De siempre el hombre ha contado alguna historia y de una u otra forma quiso dejar ahí.
No creo que haya un decálogo para escribir, ni siquiera que haya unas
pautas preconcebidas. Que surjan las palabras con más o menos
coherencia amenizando el tiempo es lo que a mi entender hace posible un
buen libro; sea una novela, un relato o un artículo.
Si hasta ahora usted no lo hizo anímese, y explique cómo usted sabe
decir aquello que conoce; que tuvo experiencia, que visitó, padeció,
maldijo o simplemente leyó. Pruebe y verá que no le resultará tan
difícil y mucho menos imposible.
Que la mejor forma de narrar sea la ficción como alguien ha dicho
aventurándose a relatar aquello que no has vivido o conocido me parece
muy bien, pero quizás no lo mejor.
Cuando la ficción se busca, se busca también la vida. Que aparezca ésta
cuando menos se piensa es posible. Hay cantidad de ejemplos: “De la
Tierra a la Luna” y tantas otras obras de Julio Verne no han venido nada
más que a corroborar lo que ahora escribo. Sí, han tenido que pasar
muchos años, pero sucedía que estaban sin descubrir o si se quiere sin
despertar aquellos inventos que han hecho posible lo que hoy es
cotidiano.
De la vida misma es de donde se pueden y se suelen extraer las mejores
vivencias, por ser auténticas, creíbles, llegando a ser más más de
fábula, más sangrientas y si se quiere más crueles que las que
imaginadas o fingidas.
Antonio Machado escribió: «Se miente más de la cuenta / por falta de fantasía: / también la verdad se inventa».

+++++

§ **EJERCICIOS PROPUESTOS**:
[1] Señala si cada afirmación concuerda con el texto sobre la escritura. Contesta sí o no y cita literalmente las palabras del texto que lo deciden.
(a) El texto sostiene que existe un decálogo para escribir.
(b) El texto menciona "De la Tierra a la Luna" como obra de Julio Verne.
(c) Según el texto, a quien pruebe a escribir le resultará imposible.
[2] Prosigue el texto sobre la escritura a partir de la cita de Antonio Machado con la que termina.
Los registros no hacen falta para resolver nada de esto.

§ **REGISTROS DE DATOS**:

+++++

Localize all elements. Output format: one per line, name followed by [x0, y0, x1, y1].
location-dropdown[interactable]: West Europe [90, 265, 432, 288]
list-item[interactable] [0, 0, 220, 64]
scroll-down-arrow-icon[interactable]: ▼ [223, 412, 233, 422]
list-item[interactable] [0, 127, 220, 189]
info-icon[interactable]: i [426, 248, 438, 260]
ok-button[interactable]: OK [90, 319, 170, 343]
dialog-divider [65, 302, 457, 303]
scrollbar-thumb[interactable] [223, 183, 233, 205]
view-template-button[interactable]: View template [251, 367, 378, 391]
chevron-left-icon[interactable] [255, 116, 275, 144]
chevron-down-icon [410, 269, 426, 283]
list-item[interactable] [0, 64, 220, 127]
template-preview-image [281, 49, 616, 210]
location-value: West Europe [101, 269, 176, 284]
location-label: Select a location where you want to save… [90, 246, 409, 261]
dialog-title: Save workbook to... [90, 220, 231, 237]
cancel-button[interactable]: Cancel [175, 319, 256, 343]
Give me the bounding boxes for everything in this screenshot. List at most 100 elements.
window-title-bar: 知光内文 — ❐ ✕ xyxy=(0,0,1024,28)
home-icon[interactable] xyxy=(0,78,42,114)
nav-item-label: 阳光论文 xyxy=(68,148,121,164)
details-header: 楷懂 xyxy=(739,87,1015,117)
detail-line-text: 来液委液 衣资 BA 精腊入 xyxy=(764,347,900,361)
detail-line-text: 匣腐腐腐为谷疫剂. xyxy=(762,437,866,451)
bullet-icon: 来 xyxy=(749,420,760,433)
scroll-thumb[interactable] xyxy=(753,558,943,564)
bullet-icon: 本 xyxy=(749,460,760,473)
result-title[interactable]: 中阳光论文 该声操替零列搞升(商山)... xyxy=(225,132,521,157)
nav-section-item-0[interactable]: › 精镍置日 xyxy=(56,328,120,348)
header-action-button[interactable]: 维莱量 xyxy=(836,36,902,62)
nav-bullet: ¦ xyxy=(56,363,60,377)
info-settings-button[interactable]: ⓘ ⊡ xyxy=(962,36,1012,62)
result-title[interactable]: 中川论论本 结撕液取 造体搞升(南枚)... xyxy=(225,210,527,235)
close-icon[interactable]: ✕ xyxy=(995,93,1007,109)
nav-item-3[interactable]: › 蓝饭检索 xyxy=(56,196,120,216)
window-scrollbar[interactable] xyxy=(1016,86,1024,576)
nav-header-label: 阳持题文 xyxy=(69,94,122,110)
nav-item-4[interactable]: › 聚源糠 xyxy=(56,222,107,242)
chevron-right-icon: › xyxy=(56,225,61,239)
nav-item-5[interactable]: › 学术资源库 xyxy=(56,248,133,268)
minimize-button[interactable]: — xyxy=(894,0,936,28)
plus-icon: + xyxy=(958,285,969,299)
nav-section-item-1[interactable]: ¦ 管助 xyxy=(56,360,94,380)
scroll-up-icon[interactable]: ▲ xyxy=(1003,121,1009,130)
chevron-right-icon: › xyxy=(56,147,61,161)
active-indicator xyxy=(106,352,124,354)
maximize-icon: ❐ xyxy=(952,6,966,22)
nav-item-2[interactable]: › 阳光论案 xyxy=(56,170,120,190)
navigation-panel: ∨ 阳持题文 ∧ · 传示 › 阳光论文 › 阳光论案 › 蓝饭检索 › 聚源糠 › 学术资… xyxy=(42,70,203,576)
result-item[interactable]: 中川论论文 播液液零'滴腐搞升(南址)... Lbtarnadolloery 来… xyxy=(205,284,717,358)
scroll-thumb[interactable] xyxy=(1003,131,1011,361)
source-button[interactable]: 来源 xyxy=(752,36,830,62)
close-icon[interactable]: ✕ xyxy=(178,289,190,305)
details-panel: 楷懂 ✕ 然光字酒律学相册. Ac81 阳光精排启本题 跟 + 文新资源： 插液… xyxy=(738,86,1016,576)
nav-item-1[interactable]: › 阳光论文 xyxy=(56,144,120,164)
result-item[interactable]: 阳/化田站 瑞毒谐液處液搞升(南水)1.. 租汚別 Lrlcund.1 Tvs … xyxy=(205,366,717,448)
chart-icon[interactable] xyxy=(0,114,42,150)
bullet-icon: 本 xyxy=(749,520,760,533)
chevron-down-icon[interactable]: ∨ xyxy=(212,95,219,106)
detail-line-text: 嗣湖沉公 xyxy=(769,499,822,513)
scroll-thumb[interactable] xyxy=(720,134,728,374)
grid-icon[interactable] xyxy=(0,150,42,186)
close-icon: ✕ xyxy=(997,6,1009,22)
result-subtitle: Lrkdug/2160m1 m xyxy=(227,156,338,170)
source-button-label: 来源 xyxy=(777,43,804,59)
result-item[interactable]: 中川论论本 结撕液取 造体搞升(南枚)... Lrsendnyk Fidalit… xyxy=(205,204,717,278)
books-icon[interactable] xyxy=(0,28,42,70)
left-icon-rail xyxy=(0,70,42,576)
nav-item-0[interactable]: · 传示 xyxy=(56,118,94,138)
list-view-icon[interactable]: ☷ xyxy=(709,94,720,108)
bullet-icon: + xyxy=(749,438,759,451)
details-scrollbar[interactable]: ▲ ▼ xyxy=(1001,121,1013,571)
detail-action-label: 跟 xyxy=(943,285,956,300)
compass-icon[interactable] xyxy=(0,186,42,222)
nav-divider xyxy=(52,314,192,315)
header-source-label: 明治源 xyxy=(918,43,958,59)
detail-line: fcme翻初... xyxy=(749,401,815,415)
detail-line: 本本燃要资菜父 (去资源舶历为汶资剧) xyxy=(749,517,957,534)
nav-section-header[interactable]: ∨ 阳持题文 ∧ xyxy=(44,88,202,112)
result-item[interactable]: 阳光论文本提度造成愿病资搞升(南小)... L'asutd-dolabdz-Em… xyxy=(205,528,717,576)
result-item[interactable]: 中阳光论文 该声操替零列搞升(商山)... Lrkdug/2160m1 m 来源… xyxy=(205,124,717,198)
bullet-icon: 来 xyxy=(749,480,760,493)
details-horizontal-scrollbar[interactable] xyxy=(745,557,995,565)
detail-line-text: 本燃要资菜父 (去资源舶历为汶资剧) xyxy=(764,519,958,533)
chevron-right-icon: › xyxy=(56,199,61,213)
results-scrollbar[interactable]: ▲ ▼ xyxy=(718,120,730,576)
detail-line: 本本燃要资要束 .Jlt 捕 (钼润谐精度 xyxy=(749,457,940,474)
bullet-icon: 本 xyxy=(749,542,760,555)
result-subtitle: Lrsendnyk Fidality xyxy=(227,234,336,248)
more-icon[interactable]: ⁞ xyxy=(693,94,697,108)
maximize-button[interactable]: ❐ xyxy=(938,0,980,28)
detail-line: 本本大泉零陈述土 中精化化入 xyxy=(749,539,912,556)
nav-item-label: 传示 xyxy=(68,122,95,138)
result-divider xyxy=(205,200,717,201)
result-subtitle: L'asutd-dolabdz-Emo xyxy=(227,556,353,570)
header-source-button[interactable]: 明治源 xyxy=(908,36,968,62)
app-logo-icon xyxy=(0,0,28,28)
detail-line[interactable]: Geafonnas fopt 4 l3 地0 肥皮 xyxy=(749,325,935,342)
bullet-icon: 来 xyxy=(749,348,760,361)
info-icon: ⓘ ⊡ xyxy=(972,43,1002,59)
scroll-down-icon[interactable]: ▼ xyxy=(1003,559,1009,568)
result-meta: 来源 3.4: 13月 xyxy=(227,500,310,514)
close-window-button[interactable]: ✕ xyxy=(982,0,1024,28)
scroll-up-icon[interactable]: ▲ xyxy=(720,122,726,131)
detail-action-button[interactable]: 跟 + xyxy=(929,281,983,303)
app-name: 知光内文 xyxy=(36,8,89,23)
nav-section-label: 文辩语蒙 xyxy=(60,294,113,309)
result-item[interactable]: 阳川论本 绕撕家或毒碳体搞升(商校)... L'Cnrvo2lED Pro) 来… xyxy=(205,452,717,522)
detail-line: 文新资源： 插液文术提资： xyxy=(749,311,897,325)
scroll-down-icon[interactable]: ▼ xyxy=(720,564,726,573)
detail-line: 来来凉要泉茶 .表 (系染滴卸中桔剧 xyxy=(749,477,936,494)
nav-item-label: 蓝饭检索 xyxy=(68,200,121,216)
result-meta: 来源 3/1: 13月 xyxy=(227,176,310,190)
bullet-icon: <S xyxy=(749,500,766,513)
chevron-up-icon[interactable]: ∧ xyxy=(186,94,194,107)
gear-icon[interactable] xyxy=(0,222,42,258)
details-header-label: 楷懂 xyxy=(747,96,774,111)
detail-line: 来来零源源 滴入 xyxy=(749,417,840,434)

+++++

§ **RESPUESTAS**:
[1]
(a) No: «No creo que haya un decálogo para escribir».
(b) Sí: «“De la Tierra a la Luna” y tantas otras obras de Julio Verne».
(c) No: «Pruebe y verá que no le resultará tan difícil y mucho menos imposible».

[2]
Por eso no me gustan los contadores o tertulianos de la TV, porque se
escuchan ellos mismos, despilfarrando tiempo y palabras en una
borrachera demagógica que solo sirve para engatusar a los que oyen lo
que quieren escuchar, no lo que deben de oír.
Estas personas que te hablan lo mismo de economía, que de política,
historia, medicina, deporte, música…, y hablan y hablan y hablan y no se
paran ante ningún conocimiento del ser humano. Son los más analfabetos,
porque en realidad saben muy poco de los intríngulis de la vida, de lo
contrario no hablarían a la ligera y superficialmente de todas las
cosas; tendrían sus dudas, vacilarían, como les ha ocurrido siempre a
los grandes sabios.
Hay que saber menos para contar más y mejor, tenerlo muy claro, saber dónde está y cuál es el tornillo que hay que apretar.
Ahora tengo que abandonar la casa para ir a la plaza, el mentidero de la
villa, y allí nada más llegar preguntar: “amigos que os contáis”, y
aunque responden que “nada”, o “aquí estamos matando el tiempo”,
inmediatamente sacaremos a relucir la última miseria o algún inocente
chascarrillo.
La comunicación es un tren que sigue sin tener estaciones fijas ni apeaderos.